→ Requirements
The entries below need to be written out exactly, with no pictures included.

→ Records supplied

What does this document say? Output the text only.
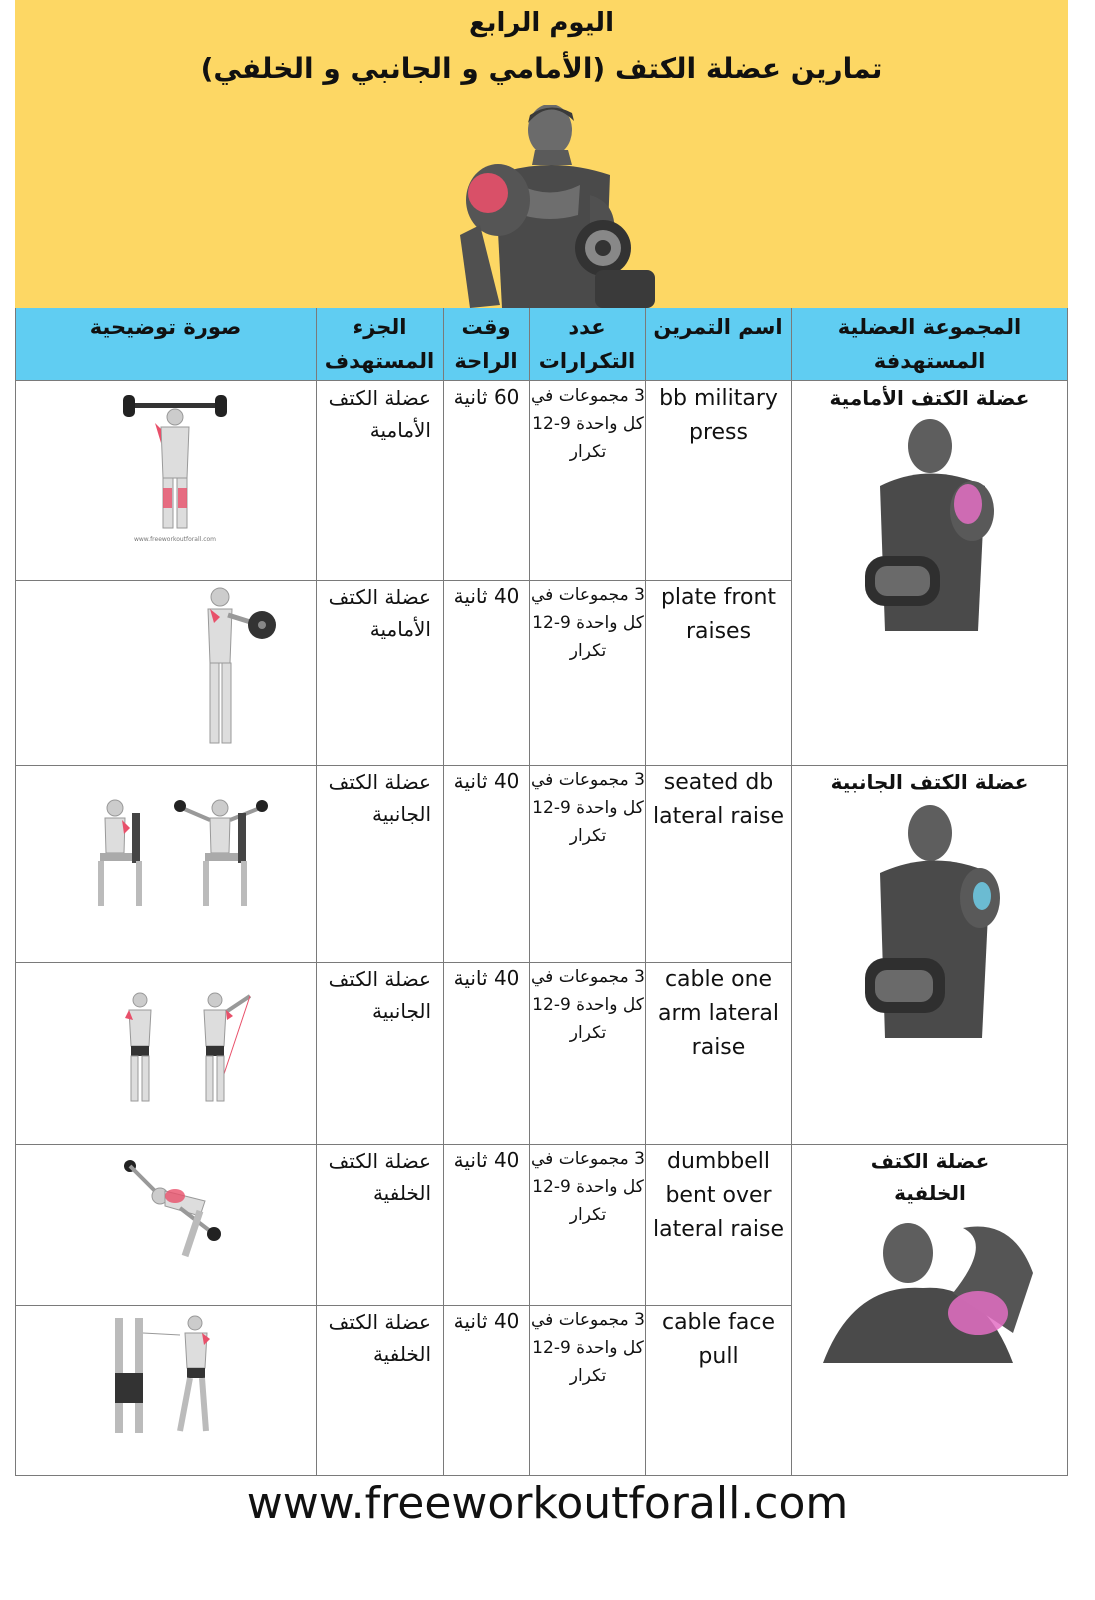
اليوم الرابع
تمارين عضلة الكتف (الأمامي و الجانبي و الخلفي)
المجموعة العضلية المستهدفة
اسم التمرين
عدد التكرارات
وقت الراحة
الجزء المستهدف
صورة توضيحية
عضلة الكتف الأمامية
عضلة الكتف الجانبية
عضلة الكتف الخلفية
bb military press
3 مجموعات في كل واحدة 9-12 تكرار
60 ثانية
عضلة الكتف الأمامية
www.freeworkoutforall.com
plate front raises
3 مجموعات في كل واحدة 9-12 تكرار
40 ثانية
عضلة الكتف الأمامية
seated db lateral raise
3 مجموعات في كل واحدة 9-12 تكرار
40 ثانية
عضلة الكتف الجانبية
cable one arm lateral raise
3 مجموعات في كل واحدة 9-12 تكرار
40 ثانية
عضلة الكتف الجانبية
dumbbell bent over lateral raise
3 مجموعات في كل واحدة 9-12 تكرار
40 ثانية
عضلة الكتف الخلفية
cable face pull
3 مجموعات في كل واحدة 9-12 تكرار
40 ثانية
عضلة الكتف الخلفية
www.freeworkoutforall.com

→ Solution to this exercise
What does this document say? Output the text only.
اليوم الرابع
تمارين عضلة الكتف (الأمامي و الجانبي و الخلفي)
المجموعة العضلية المستهدفة
اسم التمرين
عدد التكرارات
وقت الراحة
الجزء المستهدف
صورة توضيحية
عضلة الكتف الأمامية
عضلة الكتف الجانبية
عضلة الكتف الخلفية
bb military press
3 مجموعات في كل واحدة 9-12 تكرار
60 ثانية
عضلة الكتف الأمامية
www.freeworkoutforall.com
plate front raises
3 مجموعات في كل واحدة 9-12 تكرار
40 ثانية
عضلة الكتف الأمامية
seated db lateral raise
3 مجموعات في كل واحدة 9-12 تكرار
40 ثانية
عضلة الكتف الجانبية
cable one arm lateral raise
3 مجموعات في كل واحدة 9-12 تكرار
40 ثانية
عضلة الكتف الجانبية
dumbbell bent over lateral raise
3 مجموعات في كل واحدة 9-12 تكرار
40 ثانية
عضلة الكتف الخلفية
cable face pull
3 مجموعات في كل واحدة 9-12 تكرار
40 ثانية
عضلة الكتف الخلفية
www.freeworkoutforall.com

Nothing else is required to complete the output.